Dataset records

________________

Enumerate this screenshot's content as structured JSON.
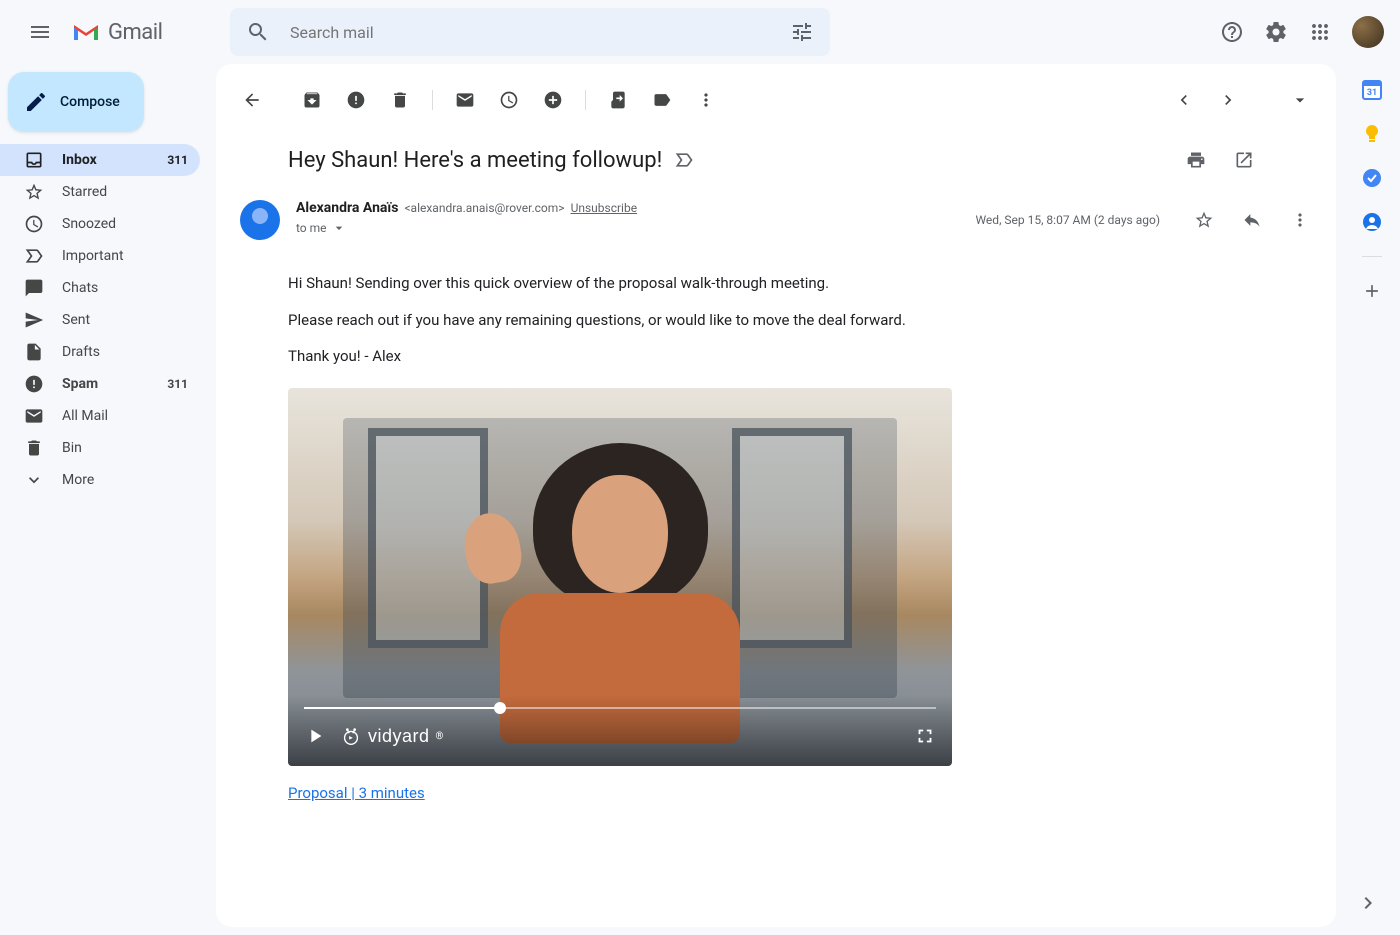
{
  "header": {
    "app_name": "Gmail",
    "search_placeholder": "Search mail"
  },
  "compose_label": "Compose",
  "nav": [
    {
      "icon": "inbox",
      "label": "Inbox",
      "count": "311",
      "active": true,
      "bold": true
    },
    {
      "icon": "star",
      "label": "Starred",
      "count": ""
    },
    {
      "icon": "clock",
      "label": "Snoozed",
      "count": ""
    },
    {
      "icon": "important",
      "label": "Important",
      "count": ""
    },
    {
      "icon": "chat",
      "label": "Chats",
      "count": ""
    },
    {
      "icon": "sent",
      "label": "Sent",
      "count": ""
    },
    {
      "icon": "draft",
      "label": "Drafts",
      "count": ""
    },
    {
      "icon": "spam",
      "label": "Spam",
      "count": "311",
      "bold": true
    },
    {
      "icon": "mail",
      "label": "All Mail",
      "count": ""
    },
    {
      "icon": "trash",
      "label": "Bin",
      "count": ""
    },
    {
      "icon": "more",
      "label": "More",
      "count": ""
    }
  ],
  "email": {
    "subject": "Hey Shaun! Here's a meeting followup!",
    "sender_name": "Alexandra Anaïs",
    "sender_email": "<alexandra.anais@rover.com>",
    "unsubscribe": "Unsubscribe",
    "to_line": "to me",
    "date": "Wed, Sep 15, 8:07 AM (2 days ago)",
    "body_p1": "Hi Shaun! Sending over this quick overview of the proposal walk-through meeting.",
    "body_p2": "Please reach out if you have any remaining questions, or would like to move the deal forward.",
    "body_p3": "Thank you! - Alex",
    "video_brand": "vidyard",
    "video_link_text": "Proposal | 3 minutes",
    "progress_percent": 31
  }
}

________________

- _Given task_: State how many lines of the listing include "icon", and nothing more.

- _Response to the task_: 11